◆ LISTED ENTRIES:
= = = = =

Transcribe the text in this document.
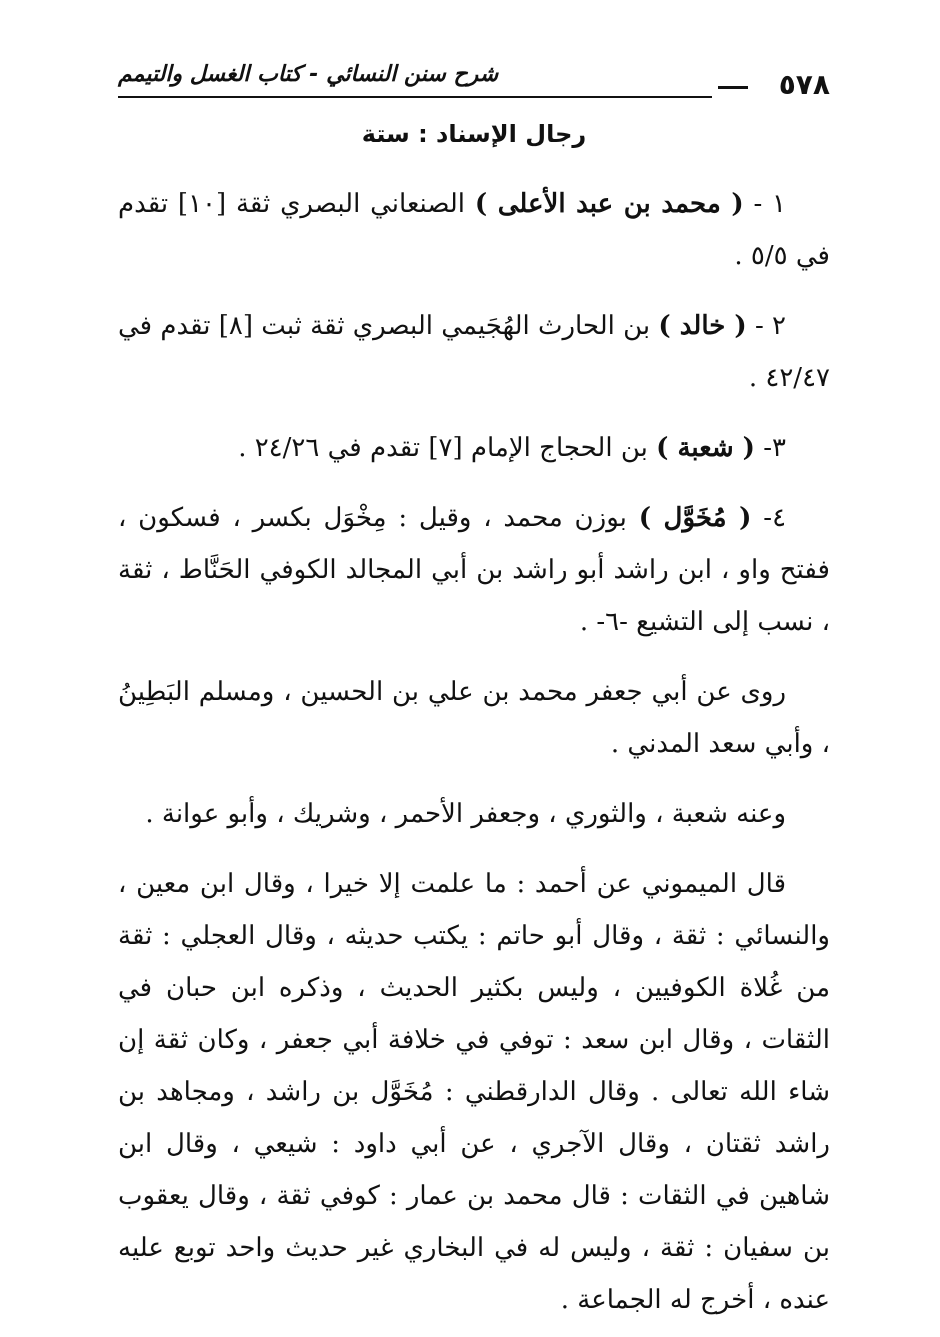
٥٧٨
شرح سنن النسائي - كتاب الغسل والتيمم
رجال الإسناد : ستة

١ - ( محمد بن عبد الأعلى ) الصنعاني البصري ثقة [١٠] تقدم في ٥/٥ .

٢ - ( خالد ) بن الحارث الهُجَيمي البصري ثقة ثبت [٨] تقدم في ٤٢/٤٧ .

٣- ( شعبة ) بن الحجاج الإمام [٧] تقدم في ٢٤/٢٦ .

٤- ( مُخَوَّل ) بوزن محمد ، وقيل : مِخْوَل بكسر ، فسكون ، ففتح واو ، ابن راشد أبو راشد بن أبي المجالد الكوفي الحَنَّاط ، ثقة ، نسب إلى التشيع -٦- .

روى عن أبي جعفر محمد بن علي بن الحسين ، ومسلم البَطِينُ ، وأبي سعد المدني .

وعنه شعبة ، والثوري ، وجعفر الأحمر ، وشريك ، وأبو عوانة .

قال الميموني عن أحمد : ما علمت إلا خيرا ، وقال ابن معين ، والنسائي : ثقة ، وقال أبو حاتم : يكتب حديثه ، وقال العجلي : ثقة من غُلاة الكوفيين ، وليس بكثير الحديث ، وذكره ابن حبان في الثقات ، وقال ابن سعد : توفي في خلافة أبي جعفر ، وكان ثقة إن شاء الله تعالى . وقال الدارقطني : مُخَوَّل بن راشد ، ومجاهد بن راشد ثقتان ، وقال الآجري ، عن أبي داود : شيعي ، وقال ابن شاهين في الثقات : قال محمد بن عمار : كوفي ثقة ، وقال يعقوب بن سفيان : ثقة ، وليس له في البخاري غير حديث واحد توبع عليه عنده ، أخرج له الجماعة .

= = = = =

◆ WHAT YOU ARE ASKED TO DO:
All of the material above is to be copied exactly, except for its images.

◆ RESULT FOR THIS TASK:
Transcribe the text in this document.
٥٧٨
شرح سنن النسائي - كتاب الغسل والتيمم
رجال الإسناد : ستة

١ - ( محمد بن عبد الأعلى ) الصنعاني البصري ثقة [١٠] تقدم في ٥/٥ .

٢ - ( خالد ) بن الحارث الهُجَيمي البصري ثقة ثبت [٨] تقدم في ٤٢/٤٧ .

٣- ( شعبة ) بن الحجاج الإمام [٧] تقدم في ٢٤/٢٦ .

٤- ( مُخَوَّل ) بوزن محمد ، وقيل : مِخْوَل بكسر ، فسكون ، ففتح واو ، ابن راشد أبو راشد بن أبي المجالد الكوفي الحَنَّاط ، ثقة ، نسب إلى التشيع -٦- .

روى عن أبي جعفر محمد بن علي بن الحسين ، ومسلم البَطِينُ ، وأبي سعد المدني .

وعنه شعبة ، والثوري ، وجعفر الأحمر ، وشريك ، وأبو عوانة .

قال الميموني عن أحمد : ما علمت إلا خيرا ، وقال ابن معين ، والنسائي : ثقة ، وقال أبو حاتم : يكتب حديثه ، وقال العجلي : ثقة من غُلاة الكوفيين ، وليس بكثير الحديث ، وذكره ابن حبان في الثقات ، وقال ابن سعد : توفي في خلافة أبي جعفر ، وكان ثقة إن شاء الله تعالى . وقال الدارقطني : مُخَوَّل بن راشد ، ومجاهد بن راشد ثقتان ، وقال الآجري ، عن أبي داود : شيعي ، وقال ابن شاهين في الثقات : قال محمد بن عمار : كوفي ثقة ، وقال يعقوب بن سفيان : ثقة ، وليس له في البخاري غير حديث واحد توبع عليه عنده ، أخرج له الجماعة .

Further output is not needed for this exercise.